● **Aim of the exercise**
Find the lines of data that contain the string "KENNAMETAL", then list them.

(Data entries)
━━━━━━━━━━

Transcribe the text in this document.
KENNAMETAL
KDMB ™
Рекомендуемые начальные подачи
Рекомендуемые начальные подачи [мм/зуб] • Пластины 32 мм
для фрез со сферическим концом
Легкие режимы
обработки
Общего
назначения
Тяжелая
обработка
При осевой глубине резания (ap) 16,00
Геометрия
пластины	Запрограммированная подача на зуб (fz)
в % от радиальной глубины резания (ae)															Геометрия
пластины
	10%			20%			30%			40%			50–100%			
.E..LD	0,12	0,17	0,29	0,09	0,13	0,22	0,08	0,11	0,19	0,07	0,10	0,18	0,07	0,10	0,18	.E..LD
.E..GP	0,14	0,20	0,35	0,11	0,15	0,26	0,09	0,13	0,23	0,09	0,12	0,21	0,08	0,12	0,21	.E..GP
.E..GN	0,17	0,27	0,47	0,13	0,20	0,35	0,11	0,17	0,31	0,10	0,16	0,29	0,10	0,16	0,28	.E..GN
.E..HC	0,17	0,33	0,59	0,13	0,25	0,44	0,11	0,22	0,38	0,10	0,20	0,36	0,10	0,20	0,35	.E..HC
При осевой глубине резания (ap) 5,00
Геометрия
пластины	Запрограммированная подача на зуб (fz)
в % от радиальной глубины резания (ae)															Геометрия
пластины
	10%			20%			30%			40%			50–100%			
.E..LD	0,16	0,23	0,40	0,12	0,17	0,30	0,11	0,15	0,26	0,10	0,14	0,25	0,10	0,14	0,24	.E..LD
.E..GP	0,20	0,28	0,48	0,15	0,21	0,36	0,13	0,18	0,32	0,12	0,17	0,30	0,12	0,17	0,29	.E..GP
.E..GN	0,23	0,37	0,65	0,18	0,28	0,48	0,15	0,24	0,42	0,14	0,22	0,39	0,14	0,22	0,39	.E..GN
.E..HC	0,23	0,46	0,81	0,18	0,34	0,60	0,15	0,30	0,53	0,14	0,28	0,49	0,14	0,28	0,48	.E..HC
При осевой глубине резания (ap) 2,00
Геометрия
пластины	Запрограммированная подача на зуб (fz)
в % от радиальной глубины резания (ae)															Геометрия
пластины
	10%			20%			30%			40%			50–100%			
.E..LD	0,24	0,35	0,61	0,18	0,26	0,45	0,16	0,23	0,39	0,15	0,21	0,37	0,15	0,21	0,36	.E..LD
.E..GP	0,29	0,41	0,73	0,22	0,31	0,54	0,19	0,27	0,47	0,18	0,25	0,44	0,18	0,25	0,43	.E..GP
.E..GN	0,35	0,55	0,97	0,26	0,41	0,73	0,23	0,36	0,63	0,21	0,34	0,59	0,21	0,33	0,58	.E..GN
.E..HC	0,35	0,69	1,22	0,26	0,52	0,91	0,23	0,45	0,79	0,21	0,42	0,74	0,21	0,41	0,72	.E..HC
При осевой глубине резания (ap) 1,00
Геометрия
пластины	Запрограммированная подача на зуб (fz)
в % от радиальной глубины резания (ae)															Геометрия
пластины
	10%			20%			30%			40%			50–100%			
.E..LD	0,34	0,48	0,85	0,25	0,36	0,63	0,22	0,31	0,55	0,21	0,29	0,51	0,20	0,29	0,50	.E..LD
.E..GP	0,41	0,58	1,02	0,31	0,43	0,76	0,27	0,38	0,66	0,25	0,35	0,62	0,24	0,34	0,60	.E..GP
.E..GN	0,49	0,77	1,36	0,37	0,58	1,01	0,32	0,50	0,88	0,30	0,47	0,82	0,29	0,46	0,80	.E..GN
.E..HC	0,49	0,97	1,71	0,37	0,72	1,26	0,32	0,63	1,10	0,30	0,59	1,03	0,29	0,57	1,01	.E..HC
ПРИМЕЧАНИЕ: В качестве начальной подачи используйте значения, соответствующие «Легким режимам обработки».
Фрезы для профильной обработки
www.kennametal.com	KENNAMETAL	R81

━━━━━━━━━━

● **Solution to this exercise**
KENNAMETAL
www.kennametal.com	KENNAMETAL	R81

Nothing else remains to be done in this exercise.